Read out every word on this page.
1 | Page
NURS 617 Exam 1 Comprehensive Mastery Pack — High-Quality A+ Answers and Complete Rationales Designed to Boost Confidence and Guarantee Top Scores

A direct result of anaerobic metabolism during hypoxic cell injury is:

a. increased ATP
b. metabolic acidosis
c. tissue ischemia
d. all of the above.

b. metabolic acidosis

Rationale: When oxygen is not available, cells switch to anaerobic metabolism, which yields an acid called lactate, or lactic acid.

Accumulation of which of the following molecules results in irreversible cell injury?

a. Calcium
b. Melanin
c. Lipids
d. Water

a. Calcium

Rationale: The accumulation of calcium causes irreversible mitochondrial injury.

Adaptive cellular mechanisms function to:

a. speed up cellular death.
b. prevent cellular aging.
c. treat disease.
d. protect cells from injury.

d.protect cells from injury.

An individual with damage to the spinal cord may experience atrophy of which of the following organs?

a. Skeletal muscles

______

About this exercise: When a line in the records above contains the word "which", copy it.

Solution to the problem:
Rationale: When oxygen is not available, cells switch to anaerobic metabolism, which yields an acid called lactate, or lactic acid.
Accumulation of which of the following molecules results in irreversible cell injury?
An individual with damage to the spinal cord may experience atrophy of which of the following organs?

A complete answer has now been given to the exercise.